> [The task]:
Collect from the data below each line with "JSON".

> [Given records]:
↓↓↓

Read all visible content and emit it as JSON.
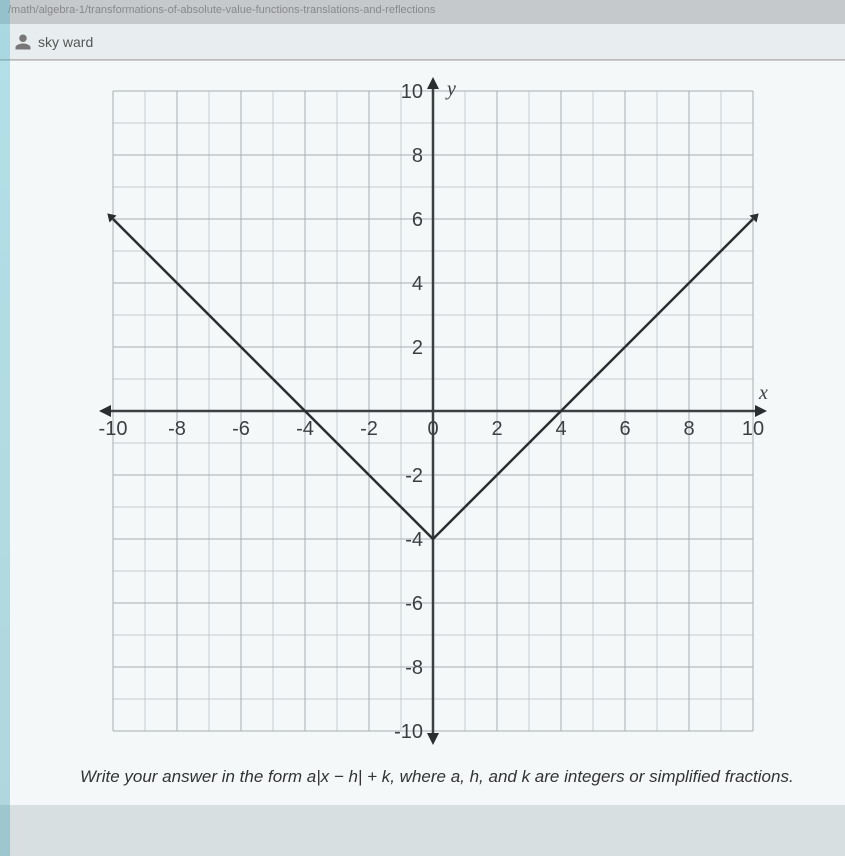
{
  "url_fragment": "/math/algebra-1/transformations-of-absolute-value-functions-translations-and-reflections",
  "header": {
    "icon_name": "user-icon",
    "user_name": "sky ward"
  },
  "chart": {
    "type": "line",
    "x_axis_label": "x",
    "y_axis_label": "y",
    "xlim": [
      -10,
      10
    ],
    "ylim": [
      -10,
      10
    ],
    "major_step": 2,
    "minor_step": 1,
    "xtick_labels": [
      "-10",
      "-8",
      "-6",
      "-4",
      "-2",
      "0",
      "2",
      "4",
      "6",
      "8",
      "10"
    ],
    "ytick_labels_pos": [
      "2",
      "4",
      "6",
      "8",
      "10"
    ],
    "ytick_labels_neg": [
      "-2",
      "-4",
      "-6",
      "-8",
      "-10"
    ],
    "background_color": "#f5f8f9",
    "grid_color_minor": "#c5cbce",
    "grid_color_major": "#a8b0b4",
    "axis_color": "#3a3f42",
    "curve_color": "#2a2e30",
    "curve": {
      "vertex": [
        0,
        -4
      ],
      "slope": 1,
      "endpoints": [
        [
          -10,
          6
        ],
        [
          10,
          6
        ]
      ]
    }
  },
  "instruction_text": "Write your answer in the form a|x − h| + k, where a, h, and k are integers or simplified fractions."
}
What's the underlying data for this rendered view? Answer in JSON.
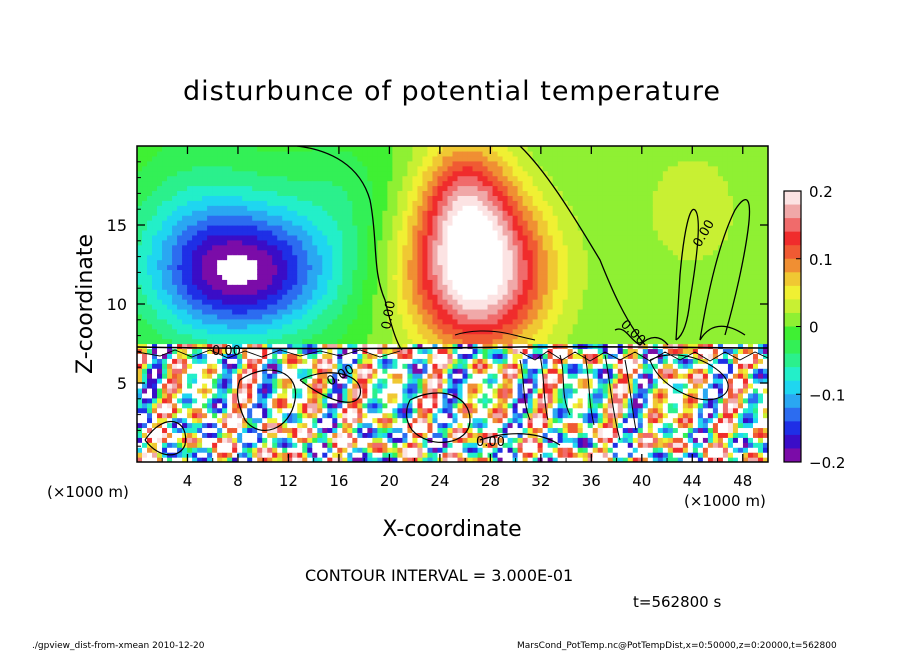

↑↑↑

> [Exercise answer]:
Read all visible content and emit it as JSON.
What's the underlying data for this rendered view? Answer in JSON.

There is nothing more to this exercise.